◆ **Task**: Exclude the pictures and retype the entries as written.

# # # #

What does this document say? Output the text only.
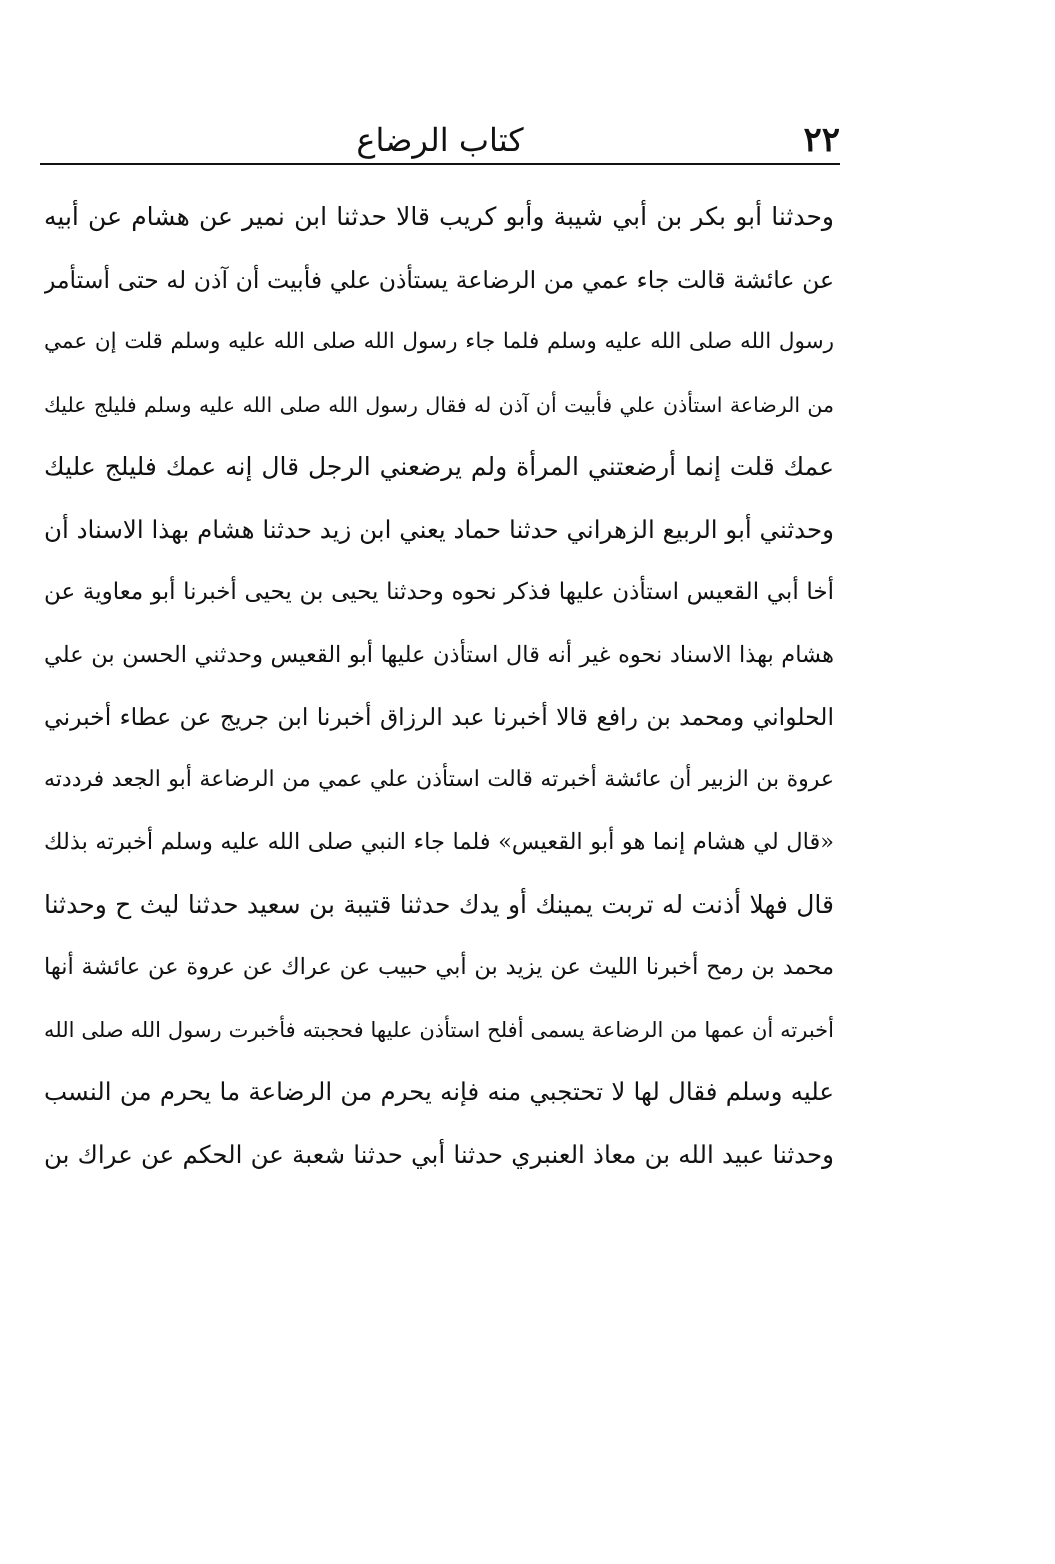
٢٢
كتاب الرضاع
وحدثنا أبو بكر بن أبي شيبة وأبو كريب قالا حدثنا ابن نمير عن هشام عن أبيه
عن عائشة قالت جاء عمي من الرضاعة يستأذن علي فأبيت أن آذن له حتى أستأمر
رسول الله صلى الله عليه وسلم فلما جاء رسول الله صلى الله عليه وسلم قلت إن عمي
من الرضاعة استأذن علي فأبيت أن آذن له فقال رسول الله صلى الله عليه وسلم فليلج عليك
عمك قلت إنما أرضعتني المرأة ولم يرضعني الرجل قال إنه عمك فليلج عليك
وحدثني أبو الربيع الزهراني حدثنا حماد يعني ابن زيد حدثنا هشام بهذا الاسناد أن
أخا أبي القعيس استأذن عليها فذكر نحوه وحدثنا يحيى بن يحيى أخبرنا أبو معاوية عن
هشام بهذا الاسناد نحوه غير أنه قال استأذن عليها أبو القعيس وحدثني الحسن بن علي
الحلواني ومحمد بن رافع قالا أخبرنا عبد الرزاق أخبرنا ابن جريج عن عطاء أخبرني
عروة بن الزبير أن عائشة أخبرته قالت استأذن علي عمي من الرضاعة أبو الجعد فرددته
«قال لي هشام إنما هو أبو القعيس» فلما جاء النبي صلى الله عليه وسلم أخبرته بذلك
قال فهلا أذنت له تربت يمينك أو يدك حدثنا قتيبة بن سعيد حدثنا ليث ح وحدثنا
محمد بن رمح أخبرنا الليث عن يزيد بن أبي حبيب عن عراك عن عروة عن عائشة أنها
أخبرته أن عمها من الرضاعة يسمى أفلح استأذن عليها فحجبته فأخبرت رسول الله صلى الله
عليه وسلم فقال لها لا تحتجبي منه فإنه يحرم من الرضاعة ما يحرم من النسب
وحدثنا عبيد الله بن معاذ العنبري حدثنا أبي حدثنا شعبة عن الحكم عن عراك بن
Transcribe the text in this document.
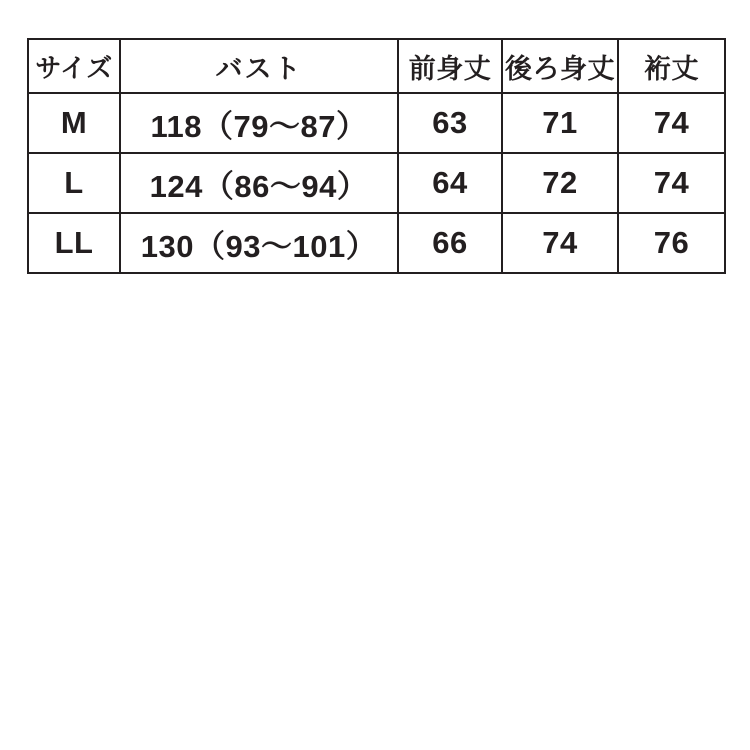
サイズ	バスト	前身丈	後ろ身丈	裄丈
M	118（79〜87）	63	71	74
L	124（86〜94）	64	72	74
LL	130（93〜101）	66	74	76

# # # #

◆ **The output**:
What does this document say? Output the text only.
٢٢
كتاب الرضاع
وحدثنا أبو بكر بن أبي شيبة وأبو كريب قالا حدثنا ابن نمير عن هشام عن أبيه
عن عائشة قالت جاء عمي من الرضاعة يستأذن علي فأبيت أن آذن له حتى أستأمر
رسول الله صلى الله عليه وسلم فلما جاء رسول الله صلى الله عليه وسلم قلت إن عمي
من الرضاعة استأذن علي فأبيت أن آذن له فقال رسول الله صلى الله عليه وسلم فليلج عليك
عمك قلت إنما أرضعتني المرأة ولم يرضعني الرجل قال إنه عمك فليلج عليك
وحدثني أبو الربيع الزهراني حدثنا حماد يعني ابن زيد حدثنا هشام بهذا الاسناد أن
أخا أبي القعيس استأذن عليها فذكر نحوه وحدثنا يحيى بن يحيى أخبرنا أبو معاوية عن
هشام بهذا الاسناد نحوه غير أنه قال استأذن عليها أبو القعيس وحدثني الحسن بن علي
الحلواني ومحمد بن رافع قالا أخبرنا عبد الرزاق أخبرنا ابن جريج عن عطاء أخبرني
عروة بن الزبير أن عائشة أخبرته قالت استأذن علي عمي من الرضاعة أبو الجعد فرددته
«قال لي هشام إنما هو أبو القعيس» فلما جاء النبي صلى الله عليه وسلم أخبرته بذلك
قال فهلا أذنت له تربت يمينك أو يدك حدثنا قتيبة بن سعيد حدثنا ليث ح وحدثنا
محمد بن رمح أخبرنا الليث عن يزيد بن أبي حبيب عن عراك عن عروة عن عائشة أنها
أخبرته أن عمها من الرضاعة يسمى أفلح استأذن عليها فحجبته فأخبرت رسول الله صلى الله
عليه وسلم فقال لها لا تحتجبي منه فإنه يحرم من الرضاعة ما يحرم من النسب
وحدثنا عبيد الله بن معاذ العنبري حدثنا أبي حدثنا شعبة عن الحكم عن عراك بن
Transcribe the text in this document.
サイズ	バスト	前身丈	後ろ身丈	裄丈
M	118（79〜87）	63	71	74
L	124（86〜94）	64	72	74
LL	130（93〜101）	66	74	76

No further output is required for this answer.